SUPPLIED PASSAGE |
----------
Insofar as indemnification for liabilities arising under the Securities Act may be permitted to our directors, officers, and controlling persons pursuant to the foregoing provisions, or otherwise, we have been advised that, in the opinion of the Commission, such indemnification is against public policy as expressed in the Securities Act and is, therefore, unenforceable. In the event that a claim for indemnification against such liabilities (other than the payment of expenses incurred or paid by a director, officer or controlling person in a successful defense of any action, suit or proceeding) is asserted by such director, officer or controlling person in connection with the securities being registered, we will, unless in the opinion of our counsel the matter has been settled by controlling precedent, submit to the court of appropriate jurisdiction the question whether such indemnification by us is against public policy as expressed in the Securities Act and will be governed by the final adjudication of such issue.

 

Pursuant to our bylaws, we also maintain a directors’ and officers’ insurance policy which insures our directors and officers against liability asserted against such persons in such capacity whether or not such directors or officers have the right to indemnification pursuant to the Delaware General Corporation Law.

 

Item 7.        Exemption from Registration Claimed

 

Not applicable.

 

5



 

Item 8.        Exhibits

 

The following exhibits are included herein:

 

Exhibit
Number

 

Description

 

 

 

4.1

 

Primoris Services Corporation 2008 Long-Term Incentive Equity Plan

 

 

 

5.1

 

Opinion of Rutan & Tucker, LLP

 

 

 

23.1

 

Consent of Rutan & Tucker, LLP (contained in Exhibit 5.1)

 

 

 

23.2

 

Consent of Independent Registered Public Accounting Firm

 

 

 

24.1

 

Power of Attorney (contained on the signature page to this Registration Statement)

 

Item 9.        Undertakings

 

The undersigned Registrant hereby undertakes:

 

(1)                                  To file, during any period in which offers or sales are being made, a post-effective amendment to this Registration Statement:

 

(i)                                     To include any prospectus required by Section 10(a)(3) of the Securities Act;

 

(ii)                                  To reflect in the prospectus any facts or events arising after the effective date of this Registration Statement (or the most recent post-effective amendment thereof) which, individually or in the aggregate, represent a fundamental change in the information set forth in this Registration Statement.  Notwithstanding the foregoing, any increase or decrease in volume of securities offered (if the total dollar value of securities offered would not exceed that which was registered) and any deviation from the low or high end of the estimated maximum offering range may be reflected in the form of prospectus filed with the Commission pursuant to Rule 424(b) if, in the aggregate, the changes in volume and price represent no more than a 20 percent change in the maximum aggregate offering price set forth in the “Calculation of Registration Fee” table in the effective registration statement;

 

(iii)                               To include any material information with respect to the plan of distribution not previously disclosed in the Registration Statement or any material change to such information in the Registration Statement;

 

provided, however, that paragraphs (1)(i) and (1)(ii) do not apply if the information required to be included in a post-effective amendment by those paragraphs is contained in periodic reports filed with or furnished to the Commission by the Registrant pursuant to Section 13 or Section 15(d) of the Exchange Act that are incorporated by reference in the Registration Statement.
----------
PROVIDED INFORMATION |
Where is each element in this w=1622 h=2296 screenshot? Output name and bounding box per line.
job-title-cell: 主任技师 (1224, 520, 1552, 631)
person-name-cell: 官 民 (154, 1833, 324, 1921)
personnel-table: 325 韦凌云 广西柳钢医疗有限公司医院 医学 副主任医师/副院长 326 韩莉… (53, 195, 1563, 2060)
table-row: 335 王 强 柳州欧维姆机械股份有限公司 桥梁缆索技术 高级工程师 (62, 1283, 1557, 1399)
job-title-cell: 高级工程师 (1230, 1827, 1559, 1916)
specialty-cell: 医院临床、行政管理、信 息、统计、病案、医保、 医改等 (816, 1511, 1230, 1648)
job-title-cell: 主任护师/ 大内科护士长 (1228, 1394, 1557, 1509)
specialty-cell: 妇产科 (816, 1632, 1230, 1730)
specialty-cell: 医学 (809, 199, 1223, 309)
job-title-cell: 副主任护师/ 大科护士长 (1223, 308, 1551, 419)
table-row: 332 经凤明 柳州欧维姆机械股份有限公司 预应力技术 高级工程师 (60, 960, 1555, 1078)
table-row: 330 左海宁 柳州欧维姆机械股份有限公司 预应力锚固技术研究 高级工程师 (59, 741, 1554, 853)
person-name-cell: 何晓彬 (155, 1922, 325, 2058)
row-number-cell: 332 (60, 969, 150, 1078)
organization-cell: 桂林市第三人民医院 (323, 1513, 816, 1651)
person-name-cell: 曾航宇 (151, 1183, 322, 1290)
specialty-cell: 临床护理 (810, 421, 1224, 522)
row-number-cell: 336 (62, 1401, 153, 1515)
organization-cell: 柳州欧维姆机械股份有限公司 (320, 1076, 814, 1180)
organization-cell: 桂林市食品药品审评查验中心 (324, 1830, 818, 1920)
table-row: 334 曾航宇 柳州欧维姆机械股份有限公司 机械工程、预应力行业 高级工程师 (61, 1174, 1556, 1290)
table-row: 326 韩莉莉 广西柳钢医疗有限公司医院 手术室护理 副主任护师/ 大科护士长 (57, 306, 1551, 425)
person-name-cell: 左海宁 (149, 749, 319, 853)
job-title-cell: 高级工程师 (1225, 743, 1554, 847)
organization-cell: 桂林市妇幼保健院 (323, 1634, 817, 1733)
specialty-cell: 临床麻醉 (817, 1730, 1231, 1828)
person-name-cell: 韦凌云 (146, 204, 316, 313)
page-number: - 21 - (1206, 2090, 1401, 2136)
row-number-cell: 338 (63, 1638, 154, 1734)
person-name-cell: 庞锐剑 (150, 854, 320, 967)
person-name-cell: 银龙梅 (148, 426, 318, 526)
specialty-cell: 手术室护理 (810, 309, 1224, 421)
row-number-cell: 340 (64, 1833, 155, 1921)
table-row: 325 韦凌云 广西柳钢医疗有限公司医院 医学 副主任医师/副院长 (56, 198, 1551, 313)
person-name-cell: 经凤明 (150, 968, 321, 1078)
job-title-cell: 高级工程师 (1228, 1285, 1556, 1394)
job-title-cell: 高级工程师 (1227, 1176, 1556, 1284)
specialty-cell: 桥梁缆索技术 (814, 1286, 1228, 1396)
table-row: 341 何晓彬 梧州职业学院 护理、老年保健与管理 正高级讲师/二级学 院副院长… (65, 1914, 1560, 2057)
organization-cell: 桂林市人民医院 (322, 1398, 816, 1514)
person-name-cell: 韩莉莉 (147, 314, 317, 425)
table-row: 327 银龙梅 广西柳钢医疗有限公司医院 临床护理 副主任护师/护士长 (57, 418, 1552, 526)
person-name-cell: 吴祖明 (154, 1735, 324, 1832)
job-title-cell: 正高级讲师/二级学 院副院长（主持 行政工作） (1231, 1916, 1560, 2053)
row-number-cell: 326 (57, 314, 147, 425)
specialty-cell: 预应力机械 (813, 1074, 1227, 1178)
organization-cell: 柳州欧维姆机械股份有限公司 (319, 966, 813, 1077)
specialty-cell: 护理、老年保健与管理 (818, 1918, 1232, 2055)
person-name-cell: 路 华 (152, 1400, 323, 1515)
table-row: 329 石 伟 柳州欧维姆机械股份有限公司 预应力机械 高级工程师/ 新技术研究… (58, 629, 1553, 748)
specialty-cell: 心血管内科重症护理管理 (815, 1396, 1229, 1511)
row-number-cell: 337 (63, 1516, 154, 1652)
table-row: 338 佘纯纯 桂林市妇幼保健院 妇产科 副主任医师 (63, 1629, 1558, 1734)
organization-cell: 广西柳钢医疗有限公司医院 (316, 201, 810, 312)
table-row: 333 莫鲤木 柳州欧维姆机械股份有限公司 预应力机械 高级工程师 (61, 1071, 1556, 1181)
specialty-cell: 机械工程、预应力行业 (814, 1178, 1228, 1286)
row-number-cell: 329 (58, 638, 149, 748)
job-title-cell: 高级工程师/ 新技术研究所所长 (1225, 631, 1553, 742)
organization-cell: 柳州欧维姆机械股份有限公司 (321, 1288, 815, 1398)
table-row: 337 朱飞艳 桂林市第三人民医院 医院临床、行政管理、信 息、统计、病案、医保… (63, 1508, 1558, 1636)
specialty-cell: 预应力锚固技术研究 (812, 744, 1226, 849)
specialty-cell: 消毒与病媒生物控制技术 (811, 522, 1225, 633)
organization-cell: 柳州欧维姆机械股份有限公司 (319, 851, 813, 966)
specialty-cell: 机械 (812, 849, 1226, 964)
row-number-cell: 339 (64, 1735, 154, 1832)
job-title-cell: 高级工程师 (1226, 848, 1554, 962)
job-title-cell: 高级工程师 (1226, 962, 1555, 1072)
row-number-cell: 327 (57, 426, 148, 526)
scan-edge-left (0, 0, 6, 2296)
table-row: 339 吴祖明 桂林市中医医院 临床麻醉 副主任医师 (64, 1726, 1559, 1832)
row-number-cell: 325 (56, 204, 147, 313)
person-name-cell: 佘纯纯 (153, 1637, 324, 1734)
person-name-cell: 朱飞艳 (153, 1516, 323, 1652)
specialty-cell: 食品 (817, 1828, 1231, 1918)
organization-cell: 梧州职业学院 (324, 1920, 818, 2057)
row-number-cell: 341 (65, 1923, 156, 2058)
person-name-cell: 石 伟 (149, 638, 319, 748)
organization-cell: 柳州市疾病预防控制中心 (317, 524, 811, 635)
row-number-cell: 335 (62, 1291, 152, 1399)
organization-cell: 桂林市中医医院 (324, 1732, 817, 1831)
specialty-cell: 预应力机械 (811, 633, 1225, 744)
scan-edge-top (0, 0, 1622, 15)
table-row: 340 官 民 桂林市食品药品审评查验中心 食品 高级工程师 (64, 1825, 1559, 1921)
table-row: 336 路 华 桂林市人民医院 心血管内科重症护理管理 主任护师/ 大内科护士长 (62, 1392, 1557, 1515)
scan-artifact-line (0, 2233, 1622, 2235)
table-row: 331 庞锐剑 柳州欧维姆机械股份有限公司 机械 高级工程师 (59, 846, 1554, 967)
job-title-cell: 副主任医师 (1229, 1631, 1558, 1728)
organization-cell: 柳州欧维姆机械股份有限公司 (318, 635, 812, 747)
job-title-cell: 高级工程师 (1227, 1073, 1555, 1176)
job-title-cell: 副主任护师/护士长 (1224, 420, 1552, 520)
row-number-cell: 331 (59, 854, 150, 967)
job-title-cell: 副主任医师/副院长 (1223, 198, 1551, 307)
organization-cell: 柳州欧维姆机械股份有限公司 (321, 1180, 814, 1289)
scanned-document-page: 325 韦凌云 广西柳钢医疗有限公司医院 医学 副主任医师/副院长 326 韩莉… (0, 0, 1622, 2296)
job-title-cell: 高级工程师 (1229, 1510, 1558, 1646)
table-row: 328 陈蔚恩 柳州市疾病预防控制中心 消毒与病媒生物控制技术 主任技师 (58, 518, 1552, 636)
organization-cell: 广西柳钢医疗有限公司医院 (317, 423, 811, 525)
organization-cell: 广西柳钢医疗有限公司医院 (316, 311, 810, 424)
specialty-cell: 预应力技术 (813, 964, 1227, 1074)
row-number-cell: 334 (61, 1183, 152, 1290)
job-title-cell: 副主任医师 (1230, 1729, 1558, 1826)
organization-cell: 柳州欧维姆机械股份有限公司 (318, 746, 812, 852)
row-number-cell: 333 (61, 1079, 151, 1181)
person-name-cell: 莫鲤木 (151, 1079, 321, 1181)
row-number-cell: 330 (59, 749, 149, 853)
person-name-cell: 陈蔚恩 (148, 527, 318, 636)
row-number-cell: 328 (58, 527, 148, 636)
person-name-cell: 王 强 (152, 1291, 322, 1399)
----------
EXERCISE TASKS |
1 > In the registration statement excerpt, which firm provides the opinion listed as Exhibit 5.1?
2 > Carry on the registration statement excerpt from the point where it stops.

RESPONSES TO THE EXERCISE |
1 > Rutan & Tucker, LLP.

2 >
 

(2)                                  That, for the purpose of determining any liability under the Securities Act, each such post-effective amendment shall be deemed to be a new registration statement relating to the securities offered therein, and the offering of such securities at that time shall be deemed to be the initial bona fide offering thereof.

 

(3)                                  To remove from registration by means of a post-effective amendment any of the securities being registered which remain unsold at the termination of the offering.

 

6



 

The undersigned Registrant hereby undertakes that, for purposes of determining any liability under the Securities Act, each filing of the Registrant’s annual report pursuant to section 13(a) or section 15(d) of the Exchange Act (and, where applicable, each filing of an employee benefit plan’s annual report pursuant to section 15(d) of the Exchange Act) that is incorporated by reference in this Registration Statement shall be deemed to be a new registration statement relating to the securities offered herein, and the offering of such securities at that time shall be deemed to be the initial bona fide offering thereof.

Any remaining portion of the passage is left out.